**EXERCISE TASK**
Rewrite the records below, replacing "network-node" with "graph-node" everywhere and leaving everything else unchanged.

## Start DATA PROVIDED

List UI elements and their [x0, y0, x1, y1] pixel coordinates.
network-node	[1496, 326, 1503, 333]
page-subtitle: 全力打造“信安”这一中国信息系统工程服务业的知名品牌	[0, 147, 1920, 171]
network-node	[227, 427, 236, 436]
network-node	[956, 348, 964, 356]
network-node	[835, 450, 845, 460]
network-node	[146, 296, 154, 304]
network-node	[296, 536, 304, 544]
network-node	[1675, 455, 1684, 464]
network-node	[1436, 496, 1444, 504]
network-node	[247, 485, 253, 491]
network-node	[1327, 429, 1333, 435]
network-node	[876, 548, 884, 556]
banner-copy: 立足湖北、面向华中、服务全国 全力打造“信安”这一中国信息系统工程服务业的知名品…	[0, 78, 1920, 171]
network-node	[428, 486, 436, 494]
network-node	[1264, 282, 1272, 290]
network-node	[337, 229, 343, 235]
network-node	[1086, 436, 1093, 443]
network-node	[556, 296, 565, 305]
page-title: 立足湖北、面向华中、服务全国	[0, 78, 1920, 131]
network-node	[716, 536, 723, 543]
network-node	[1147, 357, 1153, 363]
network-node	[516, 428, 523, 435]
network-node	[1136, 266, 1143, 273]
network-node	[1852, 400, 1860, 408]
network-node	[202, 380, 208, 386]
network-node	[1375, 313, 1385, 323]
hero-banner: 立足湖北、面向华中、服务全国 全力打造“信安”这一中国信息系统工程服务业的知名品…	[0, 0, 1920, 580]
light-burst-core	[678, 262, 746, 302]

## End DATA PROVIDED

**FULL SOLUTION**
List UI elements and their [x0, y0, x1, y1] pixel coordinates.
graph-node	[1496, 326, 1503, 333]
page-subtitle: 全力打造“信安”这一中国信息系统工程服务业的知名品牌	[0, 147, 1920, 171]
graph-node	[227, 427, 236, 436]
graph-node	[956, 348, 964, 356]
graph-node	[835, 450, 845, 460]
graph-node	[146, 296, 154, 304]
graph-node	[296, 536, 304, 544]
graph-node	[1675, 455, 1684, 464]
graph-node	[1436, 496, 1444, 504]
graph-node	[247, 485, 253, 491]
graph-node	[1327, 429, 1333, 435]
graph-node	[876, 548, 884, 556]
banner-copy: 立足湖北、面向华中、服务全国 全力打造“信安”这一中国信息系统工程服务业的知名品…	[0, 78, 1920, 171]
graph-node	[428, 486, 436, 494]
graph-node	[1264, 282, 1272, 290]
graph-node	[337, 229, 343, 235]
graph-node	[1086, 436, 1093, 443]
graph-node	[556, 296, 565, 305]
page-title: 立足湖北、面向华中、服务全国	[0, 78, 1920, 131]
graph-node	[716, 536, 723, 543]
graph-node	[1147, 357, 1153, 363]
graph-node	[516, 428, 523, 435]
graph-node	[1136, 266, 1143, 273]
graph-node	[1852, 400, 1860, 408]
graph-node	[202, 380, 208, 386]
graph-node	[1375, 313, 1385, 323]
hero-banner: 立足湖北、面向华中、服务全国 全力打造“信安”这一中国信息系统工程服务业的知名品…	[0, 0, 1920, 580]
light-burst-core	[678, 262, 746, 302]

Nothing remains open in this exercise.